+++ Dataset extract

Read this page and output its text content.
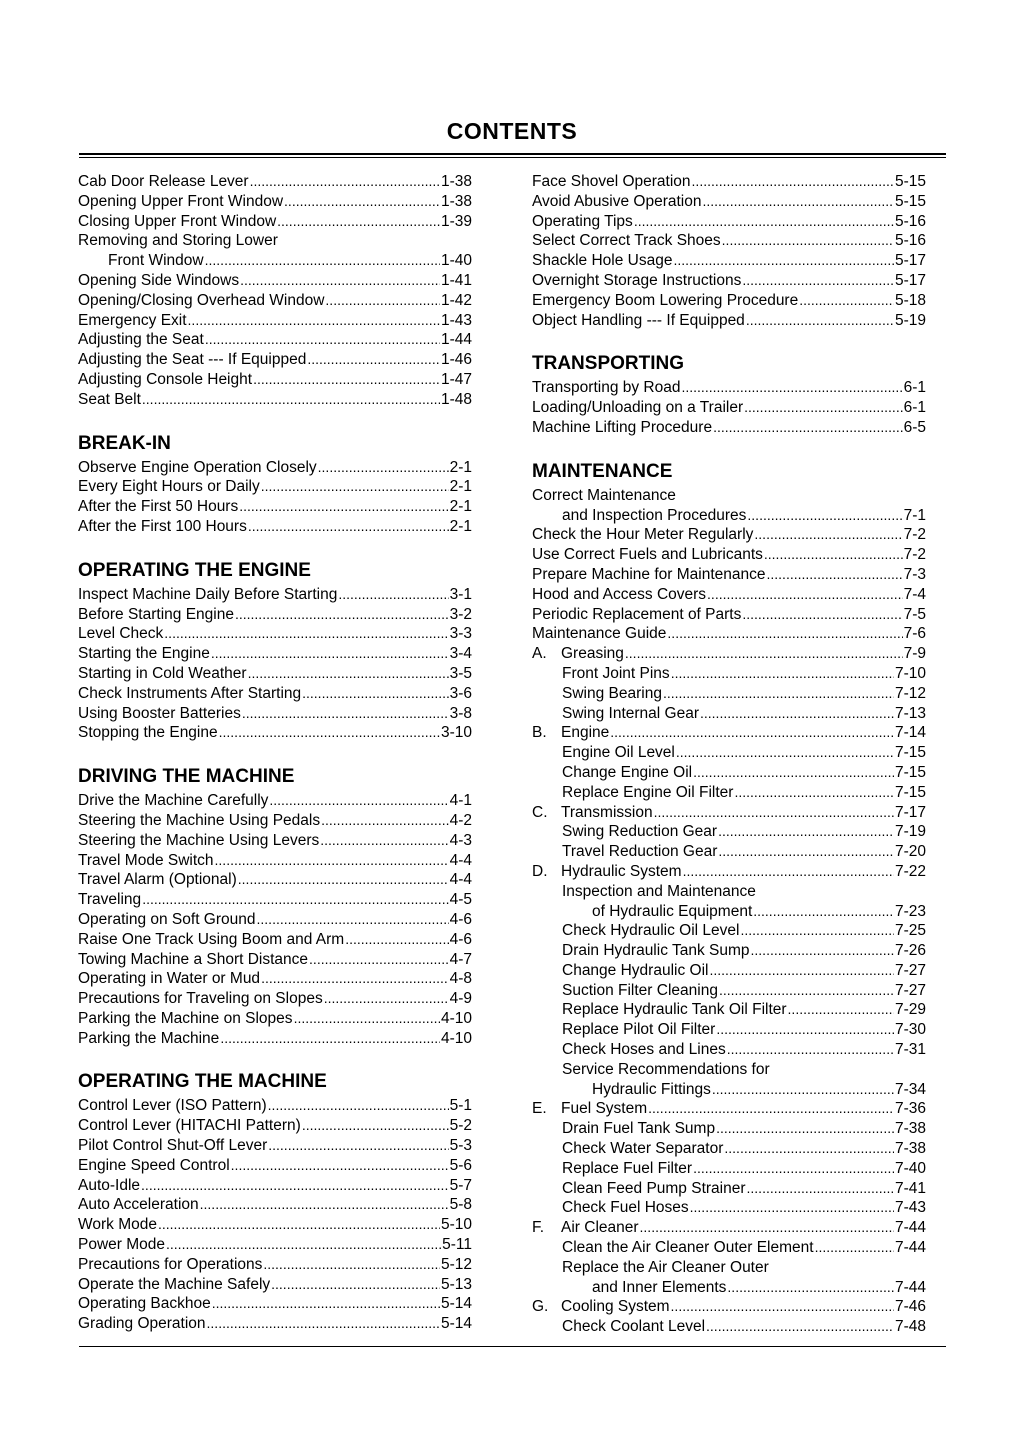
CONTENTS
Cab Door Release Lever .....	1-38
Opening Upper Front Window .....	1-38
Closing Upper Front Window .....	1-39
Removing and Storing Lower
Front Window .....	1-40
Opening Side Windows .....	1-41
Opening/Closing Overhead Window .....	1-42
Emergency Exit .....	1-43
Adjusting the Seat .....	1-44
Adjusting the Seat --- If Equipped .....	1-46
Adjusting Console Height .....	1-47
Seat Belt .....	1-48
BREAK-IN
Observe Engine Operation Closely .....	2-1
Every Eight Hours or Daily .....	2-1
After the First 50 Hours .....	2-1
After the First 100 Hours .....	2-1
OPERATING THE ENGINE
Inspect Machine Daily Before Starting .....	3-1
Before Starting Engine .....	3-2
Level Check .....	3-3
Starting the Engine .....	3-4
Starting in Cold Weather .....	3-5
Check Instruments After Starting .....	3-6
Using Booster Batteries .....	3-8
Stopping the Engine .....	3-10
DRIVING THE MACHINE
Drive the Machine Carefully .....	4-1
Steering the Machine Using Pedals .....	4-2
Steering the Machine Using Levers .....	4-3
Travel Mode Switch .....	4-4
Travel Alarm (Optional) .....	4-4
Traveling .....	4-5
Operating on Soft Ground .....	4-6
Raise One Track Using Boom and Arm .....	4-6
Towing Machine a Short Distance .....	4-7
Operating in Water or Mud .....	4-8
Precautions for Traveling on Slopes .....	4-9
Parking the Machine on Slopes .....	4-10
Parking the Machine .....	4-10
OPERATING THE MACHINE
Control Lever (ISO Pattern) .....	5-1
Control Lever (HITACHI Pattern) .....	5-2
Pilot Control Shut-Off Lever .....	5-3
Engine Speed Control .....	5-6
Auto-Idle .....	5-7
Auto Acceleration .....	5-8
Work Mode .....	5-10
Power Mode .....	5-11
Precautions for Operations .....	5-12
Operate the Machine Safely .....	5-13
Operating Backhoe .....	5-14
Grading Operation .....	5-14
Face Shovel Operation .....	5-15
Avoid Abusive Operation .....	5-15
Operating Tips .....	5-16
Select Correct Track Shoes .....	5-16
Shackle Hole Usage .....	5-17
Overnight Storage Instructions .....	5-17
Emergency Boom Lowering Procedure .....	5-18
Object Handling --- If Equipped .....	5-19
TRANSPORTING
Transporting by Road .....	6-1
Loading/Unloading on a Trailer .....	6-1
Machine Lifting Procedure .....	6-5
MAINTENANCE
Correct Maintenance
and Inspection Procedures .....	7-1
Check the Hour Meter Regularly .....	7-2
Use Correct Fuels and Lubricants .....	7-2
Prepare Machine for Maintenance .....	7-3
Hood and Access Covers .....	7-4
Periodic Replacement of Parts .....	7-5
Maintenance Guide .....	7-6
A. Greasing .....	7-9
Front Joint Pins .....	7-10
Swing Bearing .....	7-12
Swing Internal Gear .....	7-13
B. Engine .....	7-14
Engine Oil Level .....	7-15
Change Engine Oil .....	7-15
Replace Engine Oil Filter .....	7-15
C. Transmission .....	7-17
Swing Reduction Gear .....	7-19
Travel Reduction Gear .....	7-20
D. Hydraulic System .....	7-22
Inspection and Maintenance
of Hydraulic Equipment .....	7-23
Check Hydraulic Oil Level .....	7-25
Drain Hydraulic Tank Sump .....	7-26
Change Hydraulic Oil .....	7-27
Suction Filter Cleaning .....	7-27
Replace Hydraulic Tank Oil Filter .....	7-29
Replace Pilot Oil Filter .....	7-30
Check Hoses and Lines .....	7-31
Service Recommendations for
Hydraulic Fittings .....	7-34
E. Fuel System .....	7-36
Drain Fuel Tank Sump .....	7-38
Check Water Separator .....	7-38
Replace Fuel Filter .....	7-40
Clean Feed Pump Strainer .....	7-41
Check Fuel Hoses .....	7-43
F.	Air Cleaner .....	7-44
Clean the Air Cleaner Outer Element .....	7-44
Replace the Air Cleaner Outer
and Inner Elements .....	7-44
G. Cooling System .....	7-46
Check Coolant Level .....	7-48
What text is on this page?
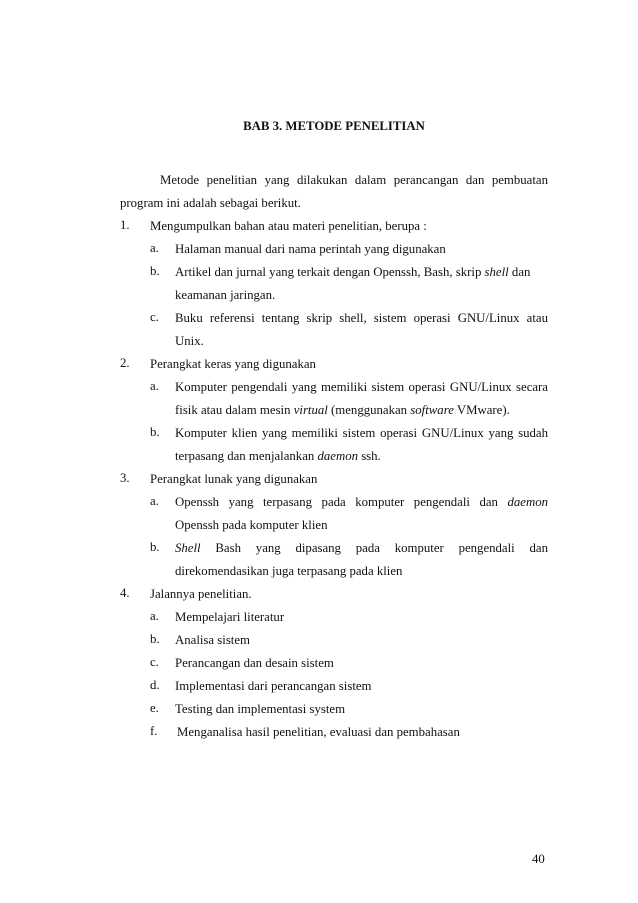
BAB 3. METODE PENELITIAN
Metode penelitian yang dilakukan dalam perancangan dan pembuatan
program ini adalah sebagai berikut.
1. Mengumpulkan bahan atau materi penelitian, berupa :
a. Halaman manual dari nama perintah yang digunakan
b. Artikel dan jurnal yang terkait dengan Openssh, Bash, skrip shell dan
keamanan jaringan.
c. Buku referensi tentang skrip shell, sistem operasi GNU/Linux atau
Unix.
2. Perangkat keras yang digunakan
a. Komputer pengendali yang memiliki sistem operasi GNU/Linux secara
fisik atau dalam mesin virtual (menggunakan software VMware).
b. Komputer klien yang memiliki sistem operasi GNU/Linux yang sudah
terpasang dan menjalankan daemon ssh.
3. Perangkat lunak yang digunakan
a. Openssh yang terpasang pada komputer pengendali dan daemon
Openssh pada komputer klien
b. Shell Bash yang dipasang pada komputer pengendali dan
direkomendasikan juga terpasang pada klien
4. Jalannya penelitian.
a. Mempelajari literatur
b. Analisa sistem
c. Perancangan dan desain sistem
d. Implementasi dari perancangan sistem
e. Testing dan implementasi system
f. Menganalisa hasil penelitian, evaluasi dan pembahasan
40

++++++

Instructions to follow — Leave out every picture and write out exactly the lines running from the line containing "What text is on this page?" to the end of the listing above.

Solution —
What text is on this page?
BAB 3. METODE PENELITIAN
Metode penelitian yang dilakukan dalam perancangan dan pembuatan
program ini adalah sebagai berikut.
1. Mengumpulkan bahan atau materi penelitian, berupa :
a. Halaman manual dari nama perintah yang digunakan
b. Artikel dan jurnal yang terkait dengan Openssh, Bash, skrip shell dan
keamanan jaringan.
c. Buku referensi tentang skrip shell, sistem operasi GNU/Linux atau
Unix.
2. Perangkat keras yang digunakan
a. Komputer pengendali yang memiliki sistem operasi GNU/Linux secara
fisik atau dalam mesin virtual (menggunakan software VMware).
b. Komputer klien yang memiliki sistem operasi GNU/Linux yang sudah
terpasang dan menjalankan daemon ssh.
3. Perangkat lunak yang digunakan
a. Openssh yang terpasang pada komputer pengendali dan daemon
Openssh pada komputer klien
b. Shell Bash yang dipasang pada komputer pengendali dan
direkomendasikan juga terpasang pada klien
4. Jalannya penelitian.
a. Mempelajari literatur
b. Analisa sistem
c. Perancangan dan desain sistem
d. Implementasi dari perancangan sistem
e. Testing dan implementasi system
f. Menganalisa hasil penelitian, evaluasi dan pembahasan
40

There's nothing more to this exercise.